- Data extracted from a collection:
(begin)

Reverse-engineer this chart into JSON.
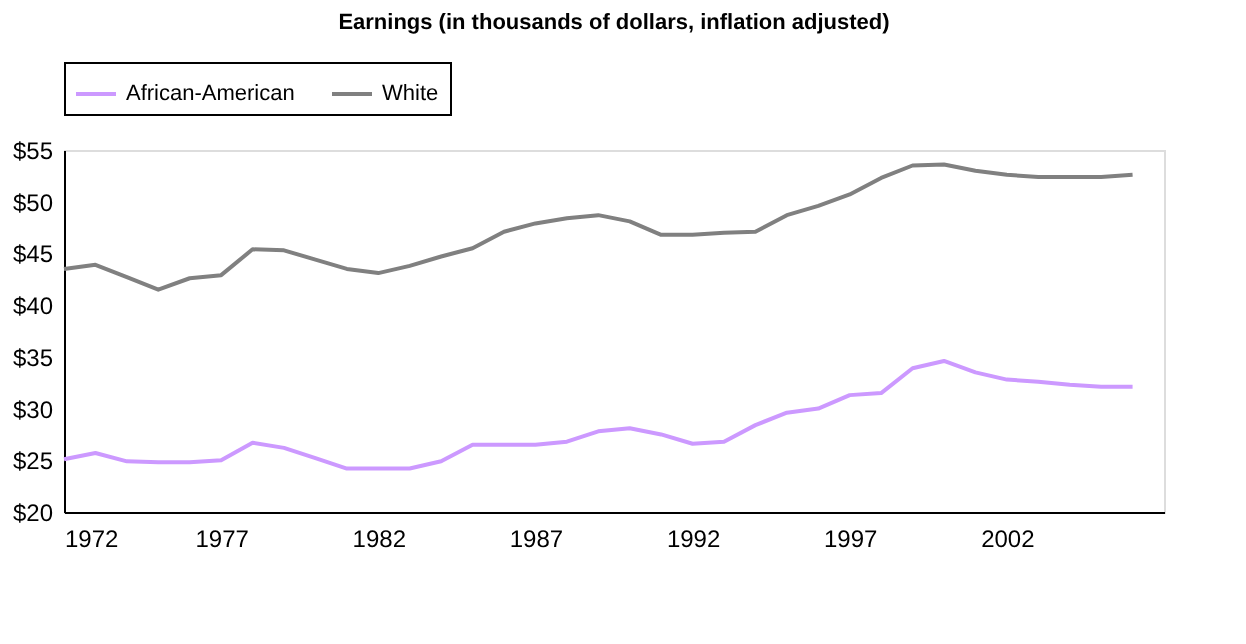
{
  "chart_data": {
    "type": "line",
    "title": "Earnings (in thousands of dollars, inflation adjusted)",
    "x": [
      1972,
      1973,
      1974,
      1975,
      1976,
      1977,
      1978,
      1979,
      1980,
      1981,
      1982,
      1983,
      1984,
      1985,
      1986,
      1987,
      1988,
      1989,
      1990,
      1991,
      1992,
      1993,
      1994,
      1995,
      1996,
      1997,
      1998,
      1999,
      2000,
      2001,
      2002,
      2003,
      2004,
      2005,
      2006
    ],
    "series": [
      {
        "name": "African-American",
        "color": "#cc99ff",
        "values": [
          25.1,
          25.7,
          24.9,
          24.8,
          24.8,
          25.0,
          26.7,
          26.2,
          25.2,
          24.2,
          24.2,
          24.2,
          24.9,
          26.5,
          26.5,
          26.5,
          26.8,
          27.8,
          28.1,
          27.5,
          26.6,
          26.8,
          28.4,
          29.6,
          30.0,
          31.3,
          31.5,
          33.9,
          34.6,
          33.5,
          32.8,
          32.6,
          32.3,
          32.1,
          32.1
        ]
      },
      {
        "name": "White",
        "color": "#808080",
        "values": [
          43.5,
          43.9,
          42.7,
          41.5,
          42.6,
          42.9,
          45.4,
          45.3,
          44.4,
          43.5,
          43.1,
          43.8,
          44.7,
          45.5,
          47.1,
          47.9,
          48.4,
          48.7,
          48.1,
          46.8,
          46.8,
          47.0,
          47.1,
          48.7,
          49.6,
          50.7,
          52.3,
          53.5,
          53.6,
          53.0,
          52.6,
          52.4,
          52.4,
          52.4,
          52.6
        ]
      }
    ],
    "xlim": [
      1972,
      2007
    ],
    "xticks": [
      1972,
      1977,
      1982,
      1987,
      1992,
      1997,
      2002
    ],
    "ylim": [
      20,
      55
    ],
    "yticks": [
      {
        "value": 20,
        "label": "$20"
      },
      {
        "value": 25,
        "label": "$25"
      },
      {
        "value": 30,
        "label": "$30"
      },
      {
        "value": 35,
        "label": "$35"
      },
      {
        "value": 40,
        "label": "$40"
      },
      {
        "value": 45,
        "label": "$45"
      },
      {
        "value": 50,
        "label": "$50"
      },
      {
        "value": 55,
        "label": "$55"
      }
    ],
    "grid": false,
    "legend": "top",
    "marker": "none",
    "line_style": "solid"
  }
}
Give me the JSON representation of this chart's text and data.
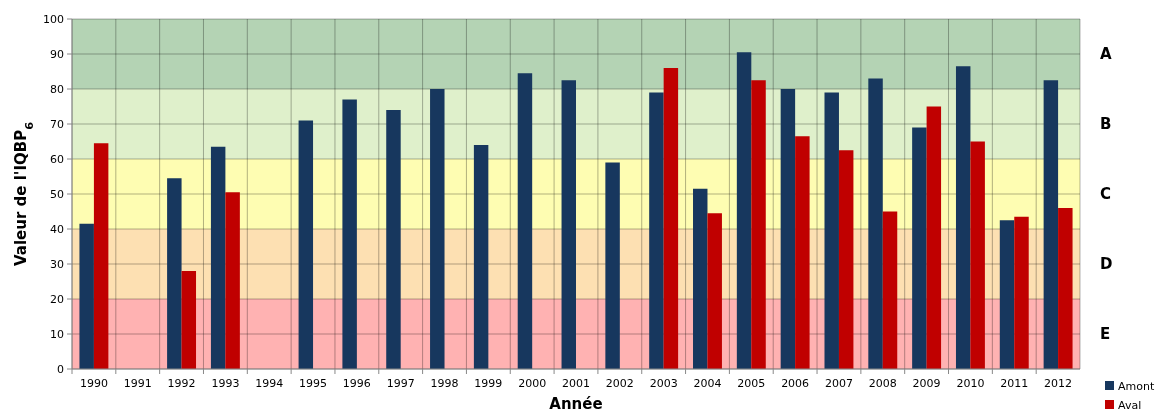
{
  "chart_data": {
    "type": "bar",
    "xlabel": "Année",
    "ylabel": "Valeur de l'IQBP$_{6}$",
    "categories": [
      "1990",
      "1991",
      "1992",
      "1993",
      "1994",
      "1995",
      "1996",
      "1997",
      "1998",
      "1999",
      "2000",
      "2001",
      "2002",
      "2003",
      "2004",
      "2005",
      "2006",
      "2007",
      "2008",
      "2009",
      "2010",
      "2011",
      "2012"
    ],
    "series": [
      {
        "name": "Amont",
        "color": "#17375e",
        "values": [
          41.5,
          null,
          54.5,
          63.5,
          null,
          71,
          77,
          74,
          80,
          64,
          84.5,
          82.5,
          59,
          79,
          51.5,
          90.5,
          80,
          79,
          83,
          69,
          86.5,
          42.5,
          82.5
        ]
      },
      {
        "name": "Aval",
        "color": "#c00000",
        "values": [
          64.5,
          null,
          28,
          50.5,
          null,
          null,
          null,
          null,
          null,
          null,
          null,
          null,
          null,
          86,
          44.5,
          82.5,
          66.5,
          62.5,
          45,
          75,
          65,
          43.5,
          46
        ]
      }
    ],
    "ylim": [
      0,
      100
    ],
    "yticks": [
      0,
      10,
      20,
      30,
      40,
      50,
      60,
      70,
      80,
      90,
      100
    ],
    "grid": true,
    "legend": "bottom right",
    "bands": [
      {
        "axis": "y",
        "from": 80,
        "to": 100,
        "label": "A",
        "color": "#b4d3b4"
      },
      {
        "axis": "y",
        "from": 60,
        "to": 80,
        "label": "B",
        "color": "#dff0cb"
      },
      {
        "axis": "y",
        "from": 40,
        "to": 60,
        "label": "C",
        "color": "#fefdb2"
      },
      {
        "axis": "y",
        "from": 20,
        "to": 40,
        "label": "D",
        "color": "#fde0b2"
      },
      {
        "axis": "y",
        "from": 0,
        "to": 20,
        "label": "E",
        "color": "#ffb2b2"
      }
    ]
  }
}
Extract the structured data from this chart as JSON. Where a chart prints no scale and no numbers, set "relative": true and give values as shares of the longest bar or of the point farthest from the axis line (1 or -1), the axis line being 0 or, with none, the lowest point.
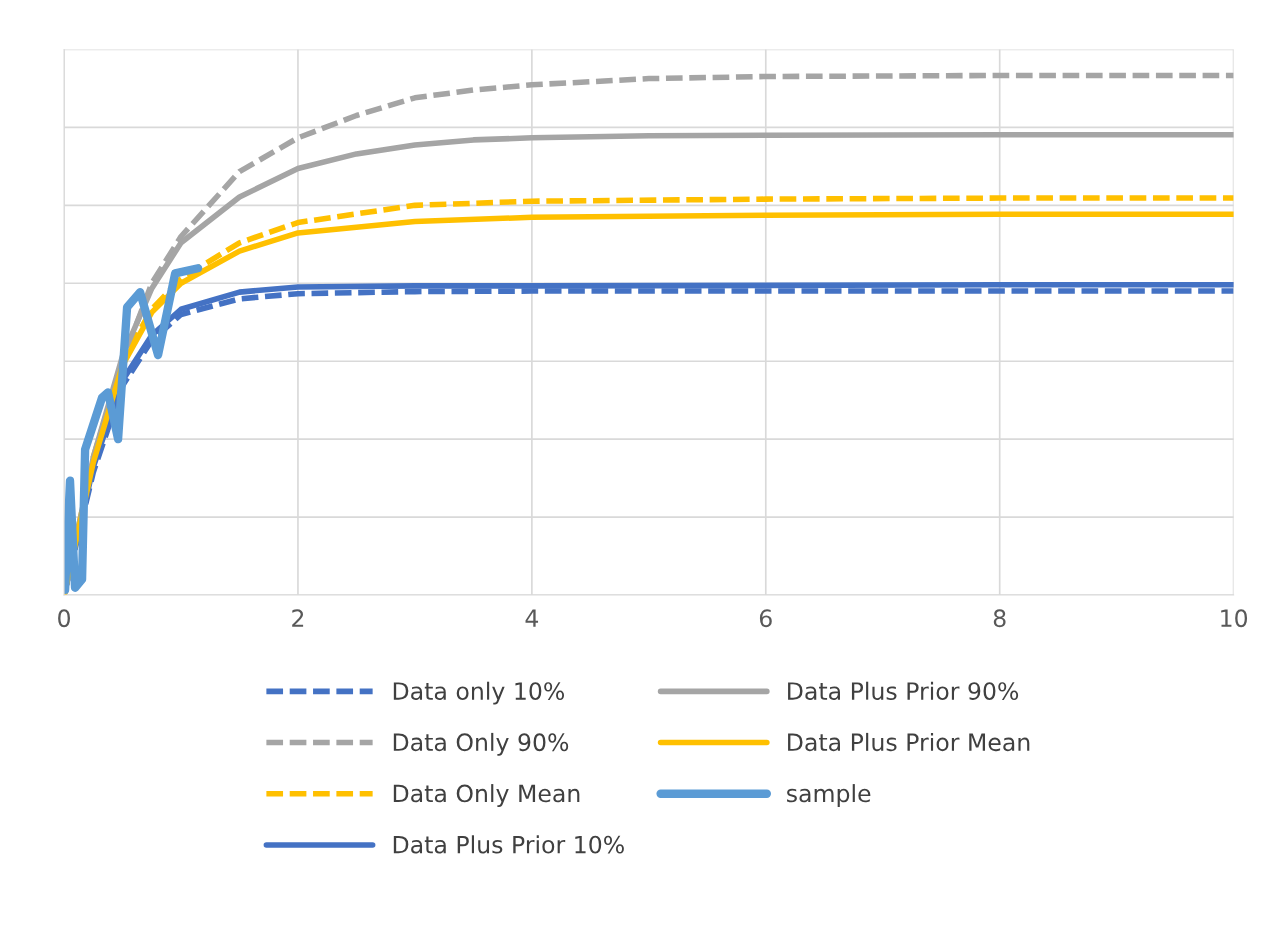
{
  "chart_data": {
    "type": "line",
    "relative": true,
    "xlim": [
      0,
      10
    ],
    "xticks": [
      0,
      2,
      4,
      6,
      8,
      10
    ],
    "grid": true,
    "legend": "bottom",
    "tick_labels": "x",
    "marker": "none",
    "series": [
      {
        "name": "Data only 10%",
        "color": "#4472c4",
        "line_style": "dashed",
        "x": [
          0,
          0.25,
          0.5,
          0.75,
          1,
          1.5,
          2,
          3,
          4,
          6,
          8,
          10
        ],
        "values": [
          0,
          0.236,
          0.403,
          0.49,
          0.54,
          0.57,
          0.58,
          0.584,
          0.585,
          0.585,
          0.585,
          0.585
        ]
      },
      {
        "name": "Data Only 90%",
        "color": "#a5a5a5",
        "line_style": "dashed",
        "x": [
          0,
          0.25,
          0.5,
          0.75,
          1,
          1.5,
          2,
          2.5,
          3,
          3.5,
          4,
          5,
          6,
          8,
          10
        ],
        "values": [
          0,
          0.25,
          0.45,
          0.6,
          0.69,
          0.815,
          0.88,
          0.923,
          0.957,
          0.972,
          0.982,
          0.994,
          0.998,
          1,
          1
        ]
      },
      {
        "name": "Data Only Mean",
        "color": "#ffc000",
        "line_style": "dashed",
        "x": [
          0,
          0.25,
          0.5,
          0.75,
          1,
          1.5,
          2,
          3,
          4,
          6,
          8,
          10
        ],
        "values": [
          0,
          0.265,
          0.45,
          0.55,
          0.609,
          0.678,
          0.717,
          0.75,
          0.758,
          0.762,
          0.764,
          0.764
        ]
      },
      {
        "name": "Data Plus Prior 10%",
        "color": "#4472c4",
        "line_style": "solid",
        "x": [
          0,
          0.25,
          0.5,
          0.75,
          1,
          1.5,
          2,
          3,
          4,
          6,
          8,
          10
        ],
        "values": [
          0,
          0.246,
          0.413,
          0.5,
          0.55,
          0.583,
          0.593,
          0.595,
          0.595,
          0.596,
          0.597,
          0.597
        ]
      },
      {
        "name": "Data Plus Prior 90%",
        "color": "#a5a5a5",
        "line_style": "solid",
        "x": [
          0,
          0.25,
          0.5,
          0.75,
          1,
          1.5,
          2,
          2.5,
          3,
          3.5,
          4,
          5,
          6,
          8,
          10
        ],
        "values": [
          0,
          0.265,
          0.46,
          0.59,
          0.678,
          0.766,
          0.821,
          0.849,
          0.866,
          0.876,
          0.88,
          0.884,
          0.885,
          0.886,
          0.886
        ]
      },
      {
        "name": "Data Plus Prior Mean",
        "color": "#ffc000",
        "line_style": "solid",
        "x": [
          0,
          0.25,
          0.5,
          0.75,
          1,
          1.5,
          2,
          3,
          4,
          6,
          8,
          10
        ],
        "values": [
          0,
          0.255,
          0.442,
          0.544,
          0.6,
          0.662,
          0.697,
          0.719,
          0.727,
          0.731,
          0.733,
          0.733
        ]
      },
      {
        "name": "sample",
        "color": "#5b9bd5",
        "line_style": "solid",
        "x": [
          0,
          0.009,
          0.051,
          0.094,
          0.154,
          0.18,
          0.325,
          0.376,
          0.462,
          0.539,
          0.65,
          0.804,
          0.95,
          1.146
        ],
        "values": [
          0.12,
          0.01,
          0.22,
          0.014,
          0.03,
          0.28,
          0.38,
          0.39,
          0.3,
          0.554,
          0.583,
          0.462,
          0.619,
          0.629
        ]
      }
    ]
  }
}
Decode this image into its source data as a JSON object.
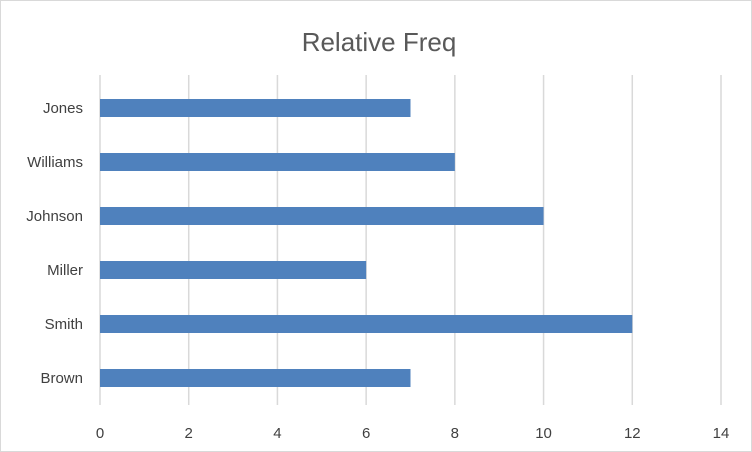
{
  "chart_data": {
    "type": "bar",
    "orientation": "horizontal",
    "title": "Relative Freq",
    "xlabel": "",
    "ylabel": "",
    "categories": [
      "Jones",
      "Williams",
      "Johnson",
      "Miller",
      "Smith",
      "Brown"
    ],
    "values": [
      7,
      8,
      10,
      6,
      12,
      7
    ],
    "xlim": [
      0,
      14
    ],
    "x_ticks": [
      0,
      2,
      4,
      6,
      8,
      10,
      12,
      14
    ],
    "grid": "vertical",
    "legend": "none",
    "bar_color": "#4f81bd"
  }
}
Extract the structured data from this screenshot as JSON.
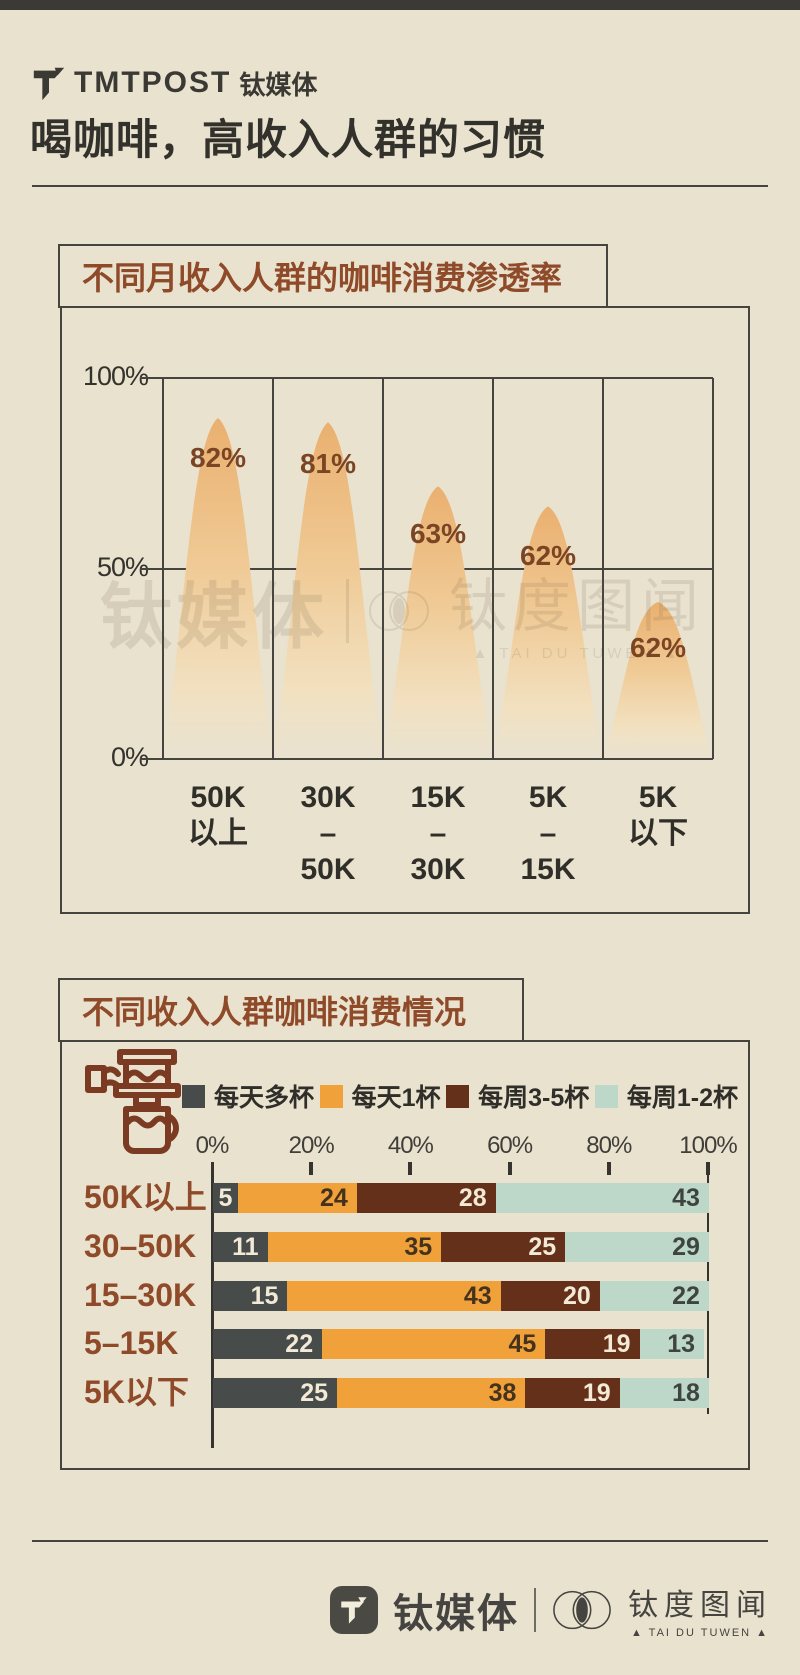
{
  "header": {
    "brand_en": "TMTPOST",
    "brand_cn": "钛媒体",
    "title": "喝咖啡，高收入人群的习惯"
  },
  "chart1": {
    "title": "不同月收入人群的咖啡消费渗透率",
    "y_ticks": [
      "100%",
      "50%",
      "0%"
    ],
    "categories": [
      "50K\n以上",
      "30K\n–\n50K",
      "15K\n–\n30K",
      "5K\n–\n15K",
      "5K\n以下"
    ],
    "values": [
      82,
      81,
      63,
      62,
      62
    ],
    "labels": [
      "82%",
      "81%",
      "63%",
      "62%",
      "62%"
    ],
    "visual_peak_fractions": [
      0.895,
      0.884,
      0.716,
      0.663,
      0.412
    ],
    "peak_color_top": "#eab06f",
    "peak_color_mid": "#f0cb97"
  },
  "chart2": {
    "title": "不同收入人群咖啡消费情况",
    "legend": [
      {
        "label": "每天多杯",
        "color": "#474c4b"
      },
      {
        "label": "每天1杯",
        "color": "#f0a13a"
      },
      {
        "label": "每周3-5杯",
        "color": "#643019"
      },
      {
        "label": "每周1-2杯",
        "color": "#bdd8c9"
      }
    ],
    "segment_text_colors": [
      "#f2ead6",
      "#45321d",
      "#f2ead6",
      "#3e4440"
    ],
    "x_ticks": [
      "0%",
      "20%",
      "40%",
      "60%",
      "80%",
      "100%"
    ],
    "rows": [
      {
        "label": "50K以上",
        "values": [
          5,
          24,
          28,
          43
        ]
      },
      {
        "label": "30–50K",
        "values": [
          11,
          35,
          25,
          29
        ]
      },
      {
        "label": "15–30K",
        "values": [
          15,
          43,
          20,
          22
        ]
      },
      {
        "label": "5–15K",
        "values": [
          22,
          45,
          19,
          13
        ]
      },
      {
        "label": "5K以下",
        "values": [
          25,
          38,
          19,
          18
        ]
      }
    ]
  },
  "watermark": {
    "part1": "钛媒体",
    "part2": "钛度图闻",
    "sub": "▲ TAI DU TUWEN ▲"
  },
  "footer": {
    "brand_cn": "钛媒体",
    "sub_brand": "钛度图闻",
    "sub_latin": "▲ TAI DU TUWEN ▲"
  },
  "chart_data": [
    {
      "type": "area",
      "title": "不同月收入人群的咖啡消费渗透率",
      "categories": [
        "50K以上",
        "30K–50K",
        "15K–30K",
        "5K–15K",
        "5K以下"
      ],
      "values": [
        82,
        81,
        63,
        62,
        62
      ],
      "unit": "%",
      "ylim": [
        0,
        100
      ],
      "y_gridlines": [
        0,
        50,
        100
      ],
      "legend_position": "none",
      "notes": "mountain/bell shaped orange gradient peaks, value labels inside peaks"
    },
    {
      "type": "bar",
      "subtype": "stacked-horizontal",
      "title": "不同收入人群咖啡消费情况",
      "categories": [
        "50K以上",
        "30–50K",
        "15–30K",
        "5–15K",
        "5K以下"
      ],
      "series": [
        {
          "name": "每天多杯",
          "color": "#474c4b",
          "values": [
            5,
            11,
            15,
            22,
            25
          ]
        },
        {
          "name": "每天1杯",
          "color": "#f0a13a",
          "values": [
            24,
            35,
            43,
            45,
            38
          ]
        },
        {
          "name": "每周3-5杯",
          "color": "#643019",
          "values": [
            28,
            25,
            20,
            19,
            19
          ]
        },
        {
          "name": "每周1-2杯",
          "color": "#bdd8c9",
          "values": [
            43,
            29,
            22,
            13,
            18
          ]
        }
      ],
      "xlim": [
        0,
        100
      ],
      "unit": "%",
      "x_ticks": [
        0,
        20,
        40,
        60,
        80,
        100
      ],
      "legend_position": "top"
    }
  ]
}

(end)

Pull out all lines from the listing that contain the string "不同月收入人群的咖啡消费渗透率".

- Full response:
    "title": "不同月收入人群的咖啡消费渗透率",
      "title": "不同月收入人群的咖啡消费渗透率",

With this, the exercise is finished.